■ **RECORDS FOR THIS TASK**:
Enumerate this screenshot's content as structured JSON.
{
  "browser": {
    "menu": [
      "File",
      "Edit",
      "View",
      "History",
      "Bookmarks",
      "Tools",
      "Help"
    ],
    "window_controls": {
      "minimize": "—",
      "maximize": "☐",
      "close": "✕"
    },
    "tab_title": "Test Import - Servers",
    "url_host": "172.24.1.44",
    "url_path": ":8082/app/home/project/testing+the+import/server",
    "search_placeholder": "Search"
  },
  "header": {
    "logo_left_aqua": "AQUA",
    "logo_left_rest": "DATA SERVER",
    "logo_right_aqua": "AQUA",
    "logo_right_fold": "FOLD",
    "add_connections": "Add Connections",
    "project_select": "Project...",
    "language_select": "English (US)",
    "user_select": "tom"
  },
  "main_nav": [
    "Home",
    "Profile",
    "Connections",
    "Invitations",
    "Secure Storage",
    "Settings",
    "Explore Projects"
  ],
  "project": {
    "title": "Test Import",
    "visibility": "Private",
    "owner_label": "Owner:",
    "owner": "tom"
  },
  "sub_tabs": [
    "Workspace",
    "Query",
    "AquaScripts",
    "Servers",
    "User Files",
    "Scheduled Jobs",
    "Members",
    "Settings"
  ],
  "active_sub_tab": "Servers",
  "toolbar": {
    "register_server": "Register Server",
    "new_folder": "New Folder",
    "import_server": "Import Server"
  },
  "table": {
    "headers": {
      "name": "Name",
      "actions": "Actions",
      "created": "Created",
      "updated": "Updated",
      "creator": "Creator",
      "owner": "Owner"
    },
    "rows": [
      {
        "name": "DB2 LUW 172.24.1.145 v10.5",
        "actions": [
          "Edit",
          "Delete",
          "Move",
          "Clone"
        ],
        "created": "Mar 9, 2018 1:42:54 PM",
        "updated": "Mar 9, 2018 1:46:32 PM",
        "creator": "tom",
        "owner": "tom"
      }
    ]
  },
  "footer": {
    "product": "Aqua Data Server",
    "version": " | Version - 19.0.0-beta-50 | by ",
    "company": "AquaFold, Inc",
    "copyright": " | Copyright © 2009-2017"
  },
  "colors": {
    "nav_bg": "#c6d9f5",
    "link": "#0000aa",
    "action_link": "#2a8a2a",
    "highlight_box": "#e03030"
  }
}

■ **REQUIREMENTS**: All of the material above needs to be retyped word for word.

■ **RESPONSE TO THE TASK**:
Enumerate this screenshot's content as structured JSON.
{
  "browser": {
    "menu": [
      "File",
      "Edit",
      "View",
      "History",
      "Bookmarks",
      "Tools",
      "Help"
    ],
    "window_controls": {
      "minimize": "—",
      "maximize": "☐",
      "close": "✕"
    },
    "tab_title": "Test Import - Servers",
    "url_host": "172.24.1.44",
    "url_path": ":8082/app/home/project/testing+the+import/server",
    "search_placeholder": "Search"
  },
  "header": {
    "logo_left_aqua": "AQUA",
    "logo_left_rest": "DATA SERVER",
    "logo_right_aqua": "AQUA",
    "logo_right_fold": "FOLD",
    "add_connections": "Add Connections",
    "project_select": "Project...",
    "language_select": "English (US)",
    "user_select": "tom"
  },
  "main_nav": [
    "Home",
    "Profile",
    "Connections",
    "Invitations",
    "Secure Storage",
    "Settings",
    "Explore Projects"
  ],
  "project": {
    "title": "Test Import",
    "visibility": "Private",
    "owner_label": "Owner:",
    "owner": "tom"
  },
  "sub_tabs": [
    "Workspace",
    "Query",
    "AquaScripts",
    "Servers",
    "User Files",
    "Scheduled Jobs",
    "Members",
    "Settings"
  ],
  "active_sub_tab": "Servers",
  "toolbar": {
    "register_server": "Register Server",
    "new_folder": "New Folder",
    "import_server": "Import Server"
  },
  "table": {
    "headers": {
      "name": "Name",
      "actions": "Actions",
      "created": "Created",
      "updated": "Updated",
      "creator": "Creator",
      "owner": "Owner"
    },
    "rows": [
      {
        "name": "DB2 LUW 172.24.1.145 v10.5",
        "actions": [
          "Edit",
          "Delete",
          "Move",
          "Clone"
        ],
        "created": "Mar 9, 2018 1:42:54 PM",
        "updated": "Mar 9, 2018 1:46:32 PM",
        "creator": "tom",
        "owner": "tom"
      }
    ]
  },
  "footer": {
    "product": "Aqua Data Server",
    "version": " | Version - 19.0.0-beta-50 | by ",
    "company": "AquaFold, Inc",
    "copyright": " | Copyright © 2009-2017"
  },
  "colors": {
    "nav_bg": "#c6d9f5",
    "link": "#0000aa",
    "action_link": "#2a8a2a",
    "highlight_box": "#e03030"
  }
}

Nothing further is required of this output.